AIM OF THE EXERCISE: Return all entries word for word, but drop any images.
★ ★ ★ ★
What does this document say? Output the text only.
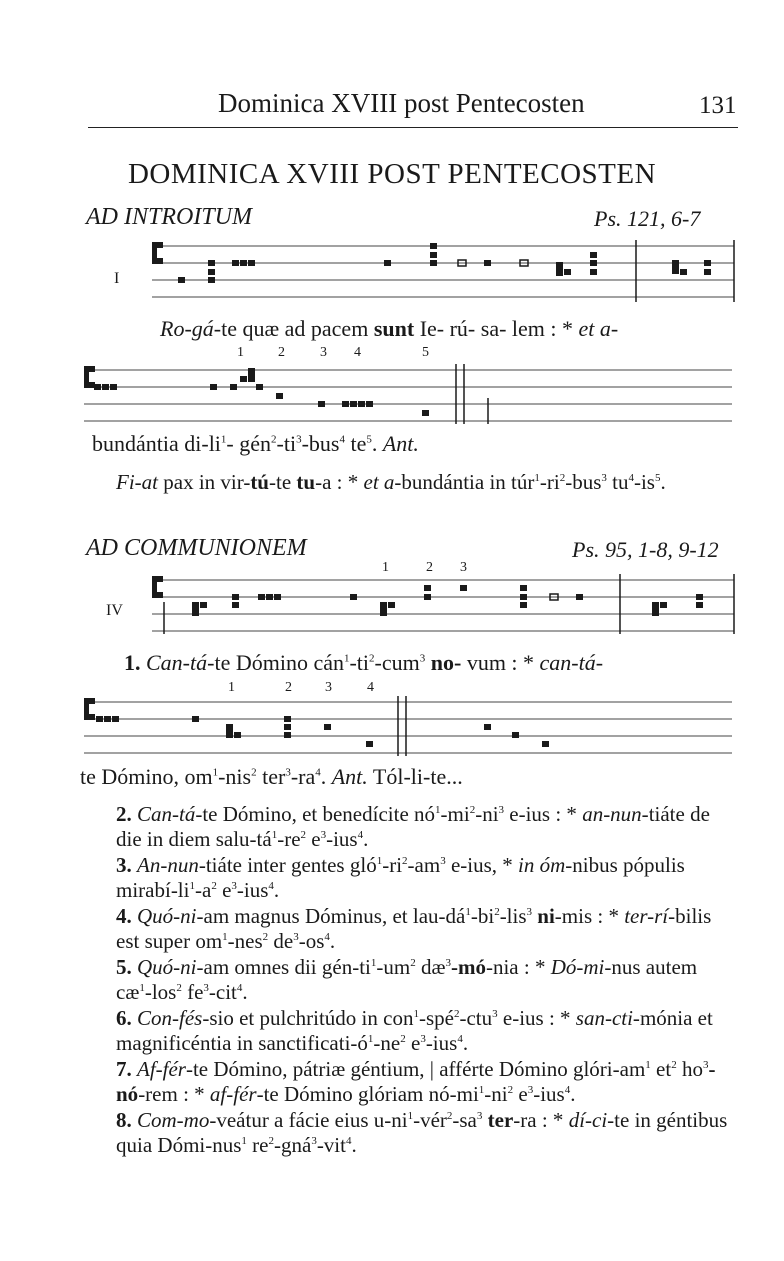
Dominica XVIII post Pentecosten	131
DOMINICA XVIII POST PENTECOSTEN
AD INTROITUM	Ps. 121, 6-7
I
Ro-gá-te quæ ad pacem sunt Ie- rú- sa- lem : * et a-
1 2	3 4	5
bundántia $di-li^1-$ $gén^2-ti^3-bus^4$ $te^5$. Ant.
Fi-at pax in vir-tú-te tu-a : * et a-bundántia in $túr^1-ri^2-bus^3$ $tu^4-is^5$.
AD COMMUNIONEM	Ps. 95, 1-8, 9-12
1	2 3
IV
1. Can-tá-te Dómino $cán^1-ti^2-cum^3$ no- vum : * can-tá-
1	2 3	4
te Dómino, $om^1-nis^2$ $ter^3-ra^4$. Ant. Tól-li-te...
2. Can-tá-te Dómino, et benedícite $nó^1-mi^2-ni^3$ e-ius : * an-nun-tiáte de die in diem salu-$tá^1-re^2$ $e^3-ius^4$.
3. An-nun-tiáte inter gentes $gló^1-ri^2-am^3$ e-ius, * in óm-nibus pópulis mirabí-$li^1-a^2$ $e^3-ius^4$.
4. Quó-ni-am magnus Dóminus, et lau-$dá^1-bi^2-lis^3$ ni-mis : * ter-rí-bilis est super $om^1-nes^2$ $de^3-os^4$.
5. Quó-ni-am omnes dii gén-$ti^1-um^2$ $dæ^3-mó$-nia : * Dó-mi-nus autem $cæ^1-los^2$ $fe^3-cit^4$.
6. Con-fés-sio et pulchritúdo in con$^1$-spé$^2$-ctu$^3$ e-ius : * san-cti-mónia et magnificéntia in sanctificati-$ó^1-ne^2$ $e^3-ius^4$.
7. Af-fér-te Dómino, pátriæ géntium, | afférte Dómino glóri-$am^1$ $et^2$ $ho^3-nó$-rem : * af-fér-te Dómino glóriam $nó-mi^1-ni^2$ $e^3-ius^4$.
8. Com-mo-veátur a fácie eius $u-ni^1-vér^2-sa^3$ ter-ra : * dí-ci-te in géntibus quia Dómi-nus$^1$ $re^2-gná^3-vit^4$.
★ ★ ★ ★
RESULT OF THIS EXERCISE:
What does this document say? Output the text only.
Dominica XVIII post Pentecosten	131
DOMINICA XVIII POST PENTECOSTEN
AD INTROITUM	Ps. 121, 6-7
I
Ro-gá-te quæ ad pacem sunt Ie- rú- sa- lem : * et a-
1 2	3 4	5
bundántia $di-li^1-$ $gén^2-ti^3-bus^4$ $te^5$. Ant.
Fi-at pax in vir-tú-te tu-a : * et a-bundántia in $túr^1-ri^2-bus^3$ $tu^4-is^5$.
AD COMMUNIONEM	Ps. 95, 1-8, 9-12
1	2 3
IV
1. Can-tá-te Dómino $cán^1-ti^2-cum^3$ no- vum : * can-tá-
1	2 3	4
te Dómino, $om^1-nis^2$ $ter^3-ra^4$. Ant. Tól-li-te...
2. Can-tá-te Dómino, et benedícite $nó^1-mi^2-ni^3$ e-ius : * an-nun-tiáte de die in diem salu-$tá^1-re^2$ $e^3-ius^4$.
3. An-nun-tiáte inter gentes $gló^1-ri^2-am^3$ e-ius, * in óm-nibus pópulis mirabí-$li^1-a^2$ $e^3-ius^4$.
4. Quó-ni-am magnus Dóminus, et lau-$dá^1-bi^2-lis^3$ ni-mis : * ter-rí-bilis est super $om^1-nes^2$ $de^3-os^4$.
5. Quó-ni-am omnes dii gén-$ti^1-um^2$ $dæ^3-mó$-nia : * Dó-mi-nus autem $cæ^1-los^2$ $fe^3-cit^4$.
6. Con-fés-sio et pulchritúdo in con$^1$-spé$^2$-ctu$^3$ e-ius : * san-cti-mónia et magnificéntia in sanctificati-$ó^1-ne^2$ $e^3-ius^4$.
7. Af-fér-te Dómino, pátriæ géntium, | afférte Dómino glóri-$am^1$ $et^2$ $ho^3-nó$-rem : * af-fér-te Dómino glóriam $nó-mi^1-ni^2$ $e^3-ius^4$.
8. Com-mo-veátur a fácie eius $u-ni^1-vér^2-sa^3$ ter-ra : * dí-ci-te in géntibus quia Dómi-nus$^1$ $re^2-gná^3-vit^4$.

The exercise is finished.